WHAT IS ASKED:
Look through the data for the string "November". Copy every line where it is found.

● ● ● ● ●

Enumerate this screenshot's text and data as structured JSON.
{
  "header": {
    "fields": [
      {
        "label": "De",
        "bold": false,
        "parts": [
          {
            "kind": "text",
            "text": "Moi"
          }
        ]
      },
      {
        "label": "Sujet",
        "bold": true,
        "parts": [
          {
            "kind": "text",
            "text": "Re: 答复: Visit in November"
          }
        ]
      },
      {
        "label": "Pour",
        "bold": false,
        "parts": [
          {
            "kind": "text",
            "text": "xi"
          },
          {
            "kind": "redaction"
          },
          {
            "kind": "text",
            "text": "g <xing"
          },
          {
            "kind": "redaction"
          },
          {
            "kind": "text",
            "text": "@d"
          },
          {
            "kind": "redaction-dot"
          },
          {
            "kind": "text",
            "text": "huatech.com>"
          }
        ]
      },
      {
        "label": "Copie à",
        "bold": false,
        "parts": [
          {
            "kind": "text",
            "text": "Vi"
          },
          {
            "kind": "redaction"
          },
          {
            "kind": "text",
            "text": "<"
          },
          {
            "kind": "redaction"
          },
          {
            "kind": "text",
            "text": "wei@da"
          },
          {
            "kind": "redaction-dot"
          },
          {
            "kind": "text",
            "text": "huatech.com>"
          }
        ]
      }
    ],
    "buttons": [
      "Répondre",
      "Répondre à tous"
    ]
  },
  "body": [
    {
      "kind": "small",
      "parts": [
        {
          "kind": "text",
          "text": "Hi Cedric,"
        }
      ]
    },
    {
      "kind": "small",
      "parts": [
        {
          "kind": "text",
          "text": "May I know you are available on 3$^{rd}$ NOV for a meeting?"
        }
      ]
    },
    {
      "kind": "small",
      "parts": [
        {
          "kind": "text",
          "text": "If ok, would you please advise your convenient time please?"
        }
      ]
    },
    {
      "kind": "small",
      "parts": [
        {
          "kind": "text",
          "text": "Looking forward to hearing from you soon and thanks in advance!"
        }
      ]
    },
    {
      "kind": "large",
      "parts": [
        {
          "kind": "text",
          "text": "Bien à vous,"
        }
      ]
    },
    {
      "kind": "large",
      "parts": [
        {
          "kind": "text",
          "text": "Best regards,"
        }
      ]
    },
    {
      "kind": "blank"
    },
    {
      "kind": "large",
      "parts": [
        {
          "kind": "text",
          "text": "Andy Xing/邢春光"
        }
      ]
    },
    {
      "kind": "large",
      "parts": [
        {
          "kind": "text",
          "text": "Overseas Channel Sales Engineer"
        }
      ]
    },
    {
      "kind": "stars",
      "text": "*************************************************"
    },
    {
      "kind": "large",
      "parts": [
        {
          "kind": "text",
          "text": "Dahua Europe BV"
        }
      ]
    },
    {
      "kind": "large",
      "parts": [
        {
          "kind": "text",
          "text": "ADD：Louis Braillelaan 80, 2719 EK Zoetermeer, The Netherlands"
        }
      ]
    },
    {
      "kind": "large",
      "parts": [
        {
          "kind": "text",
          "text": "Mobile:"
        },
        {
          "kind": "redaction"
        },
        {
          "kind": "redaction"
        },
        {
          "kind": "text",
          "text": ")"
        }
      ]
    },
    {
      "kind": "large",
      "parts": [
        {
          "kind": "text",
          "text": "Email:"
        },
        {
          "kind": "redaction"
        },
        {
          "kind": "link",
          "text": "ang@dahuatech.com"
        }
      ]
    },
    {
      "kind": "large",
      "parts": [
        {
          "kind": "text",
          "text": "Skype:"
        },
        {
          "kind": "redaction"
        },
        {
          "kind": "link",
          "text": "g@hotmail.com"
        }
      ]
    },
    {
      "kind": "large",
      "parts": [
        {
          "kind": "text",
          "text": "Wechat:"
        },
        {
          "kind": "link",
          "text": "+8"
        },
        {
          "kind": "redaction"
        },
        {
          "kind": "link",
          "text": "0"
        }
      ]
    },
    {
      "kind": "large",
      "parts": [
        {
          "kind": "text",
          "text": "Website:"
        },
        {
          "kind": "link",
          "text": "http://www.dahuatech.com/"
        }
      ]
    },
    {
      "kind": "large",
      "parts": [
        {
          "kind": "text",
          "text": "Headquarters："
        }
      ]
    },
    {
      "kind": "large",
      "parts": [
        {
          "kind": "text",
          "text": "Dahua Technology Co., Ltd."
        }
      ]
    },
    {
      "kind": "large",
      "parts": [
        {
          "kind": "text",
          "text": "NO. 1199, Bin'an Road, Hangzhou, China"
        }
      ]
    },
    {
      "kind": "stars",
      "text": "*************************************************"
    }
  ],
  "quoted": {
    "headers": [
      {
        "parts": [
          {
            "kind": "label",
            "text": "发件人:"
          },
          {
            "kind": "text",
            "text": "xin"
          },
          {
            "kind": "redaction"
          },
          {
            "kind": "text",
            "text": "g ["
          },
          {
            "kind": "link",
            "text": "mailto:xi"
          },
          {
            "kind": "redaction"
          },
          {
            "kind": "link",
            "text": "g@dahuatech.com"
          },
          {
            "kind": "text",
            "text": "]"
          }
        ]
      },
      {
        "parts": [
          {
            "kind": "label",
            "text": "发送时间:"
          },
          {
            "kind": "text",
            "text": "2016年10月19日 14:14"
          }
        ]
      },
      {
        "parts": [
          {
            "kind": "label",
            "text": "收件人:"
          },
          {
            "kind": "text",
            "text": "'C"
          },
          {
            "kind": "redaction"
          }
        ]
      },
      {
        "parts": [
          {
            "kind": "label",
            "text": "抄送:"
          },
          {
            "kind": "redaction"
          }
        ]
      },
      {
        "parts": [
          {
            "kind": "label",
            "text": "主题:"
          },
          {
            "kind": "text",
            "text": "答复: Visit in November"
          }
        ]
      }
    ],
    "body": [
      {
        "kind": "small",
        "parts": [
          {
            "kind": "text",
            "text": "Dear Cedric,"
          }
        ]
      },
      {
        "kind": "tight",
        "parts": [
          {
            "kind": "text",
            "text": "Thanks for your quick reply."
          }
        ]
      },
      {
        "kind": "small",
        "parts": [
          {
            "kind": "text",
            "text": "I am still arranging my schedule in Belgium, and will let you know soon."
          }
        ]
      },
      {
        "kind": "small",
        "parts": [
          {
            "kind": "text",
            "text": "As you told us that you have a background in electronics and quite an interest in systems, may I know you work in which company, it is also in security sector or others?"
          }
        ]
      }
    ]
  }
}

● ● ● ● ●

TASK RESULT:
            "text": "Re: 答复: Visit in November"
            "text": "答复: Visit in November"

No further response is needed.